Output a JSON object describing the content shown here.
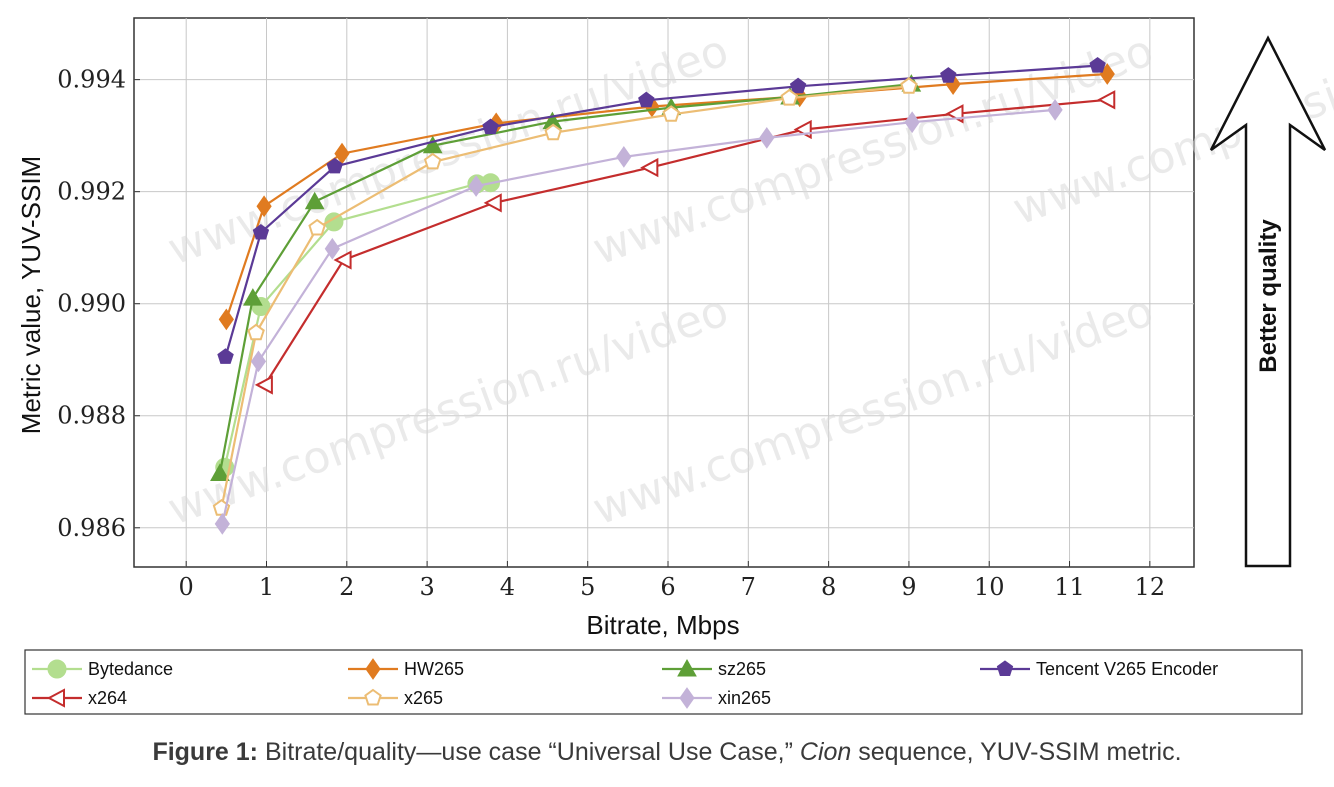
{
  "caption": {
    "label": "Figure 1:",
    "text1": " Bitrate/quality—use case “Universal Use Case,” ",
    "italic": "Cion",
    "text2": " sequence, YUV-SSIM metric."
  },
  "arrow_label": "Better quality",
  "watermark": "www.compression.ru/video",
  "chart_data": {
    "type": "line",
    "xlabel": "Bitrate, Mbps",
    "ylabel": "Metric value, YUV-SSIM",
    "xlim": [
      -0.65,
      12.55
    ],
    "ylim": [
      0.9853,
      0.9951
    ],
    "xticks": [
      0,
      1,
      2,
      3,
      4,
      5,
      6,
      7,
      8,
      9,
      10,
      11,
      12
    ],
    "yticks": [
      0.986,
      0.988,
      0.99,
      0.992,
      0.994
    ],
    "ytick_labels": [
      "0.986",
      "0.988",
      "0.990",
      "0.992",
      "0.994"
    ],
    "grid": true,
    "legend_placement": "bottom",
    "series": [
      {
        "name": "Bytedance",
        "color": "#b3de8f",
        "marker": "circle",
        "points": [
          [
            0.48,
            0.98708
          ],
          [
            0.93,
            0.98995
          ],
          [
            1.84,
            0.99146
          ],
          [
            3.62,
            0.99214
          ],
          [
            3.79,
            0.99216
          ]
        ]
      },
      {
        "name": "HW265",
        "color": "#e07b20",
        "marker": "diamond",
        "points": [
          [
            0.5,
            0.98972
          ],
          [
            0.97,
            0.99174
          ],
          [
            1.94,
            0.99268
          ],
          [
            3.86,
            0.99322
          ],
          [
            5.8,
            0.99352
          ],
          [
            7.64,
            0.9937
          ],
          [
            9.55,
            0.99392
          ],
          [
            11.47,
            0.9941
          ]
        ]
      },
      {
        "name": "sz265",
        "color": "#5e9f37",
        "marker": "triangle",
        "points": [
          [
            0.42,
            0.98697
          ],
          [
            0.83,
            0.9901
          ],
          [
            1.6,
            0.99182
          ],
          [
            3.07,
            0.99282
          ],
          [
            4.56,
            0.99325
          ],
          [
            6.04,
            0.9935
          ],
          [
            7.52,
            0.99369
          ],
          [
            9.03,
            0.99392
          ]
        ]
      },
      {
        "name": "Tencent V265 Encoder",
        "color": "#5b3a96",
        "marker": "pentagon",
        "points": [
          [
            0.49,
            0.98905
          ],
          [
            0.93,
            0.99127
          ],
          [
            1.85,
            0.99245
          ],
          [
            3.79,
            0.99315
          ],
          [
            5.73,
            0.99363
          ],
          [
            7.62,
            0.99388
          ],
          [
            9.49,
            0.99407
          ],
          [
            11.35,
            0.99425
          ]
        ]
      },
      {
        "name": "x264",
        "color": "#c42d2d",
        "marker": "triangle-left",
        "points": [
          [
            0.98,
            0.98855
          ],
          [
            1.96,
            0.99078
          ],
          [
            3.83,
            0.9918
          ],
          [
            5.78,
            0.99243
          ],
          [
            7.69,
            0.99311
          ],
          [
            9.58,
            0.99339
          ],
          [
            11.47,
            0.99364
          ]
        ]
      },
      {
        "name": "x265",
        "color": "#ecbd74",
        "marker": "pentagon-open",
        "points": [
          [
            0.44,
            0.98635
          ],
          [
            0.87,
            0.98948
          ],
          [
            1.63,
            0.99135
          ],
          [
            3.07,
            0.99253
          ],
          [
            4.57,
            0.99305
          ],
          [
            6.04,
            0.99338
          ],
          [
            7.51,
            0.99367
          ],
          [
            9.0,
            0.99388
          ]
        ]
      },
      {
        "name": "xin265",
        "color": "#c3b2d8",
        "marker": "diamond",
        "points": [
          [
            0.45,
            0.98607
          ],
          [
            0.9,
            0.98897
          ],
          [
            1.82,
            0.99098
          ],
          [
            3.61,
            0.9921
          ],
          [
            5.45,
            0.99262
          ],
          [
            7.23,
            0.99296
          ],
          [
            9.04,
            0.99324
          ],
          [
            10.82,
            0.99346
          ]
        ]
      }
    ]
  }
}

+--

Short exercise -
Copy out every line in the listing where the word "quality" appears.

Complete output -
    "text1": " Bitrate/quality—use case “Universal Use Case,” ",
  "arrow_label": "Better quality",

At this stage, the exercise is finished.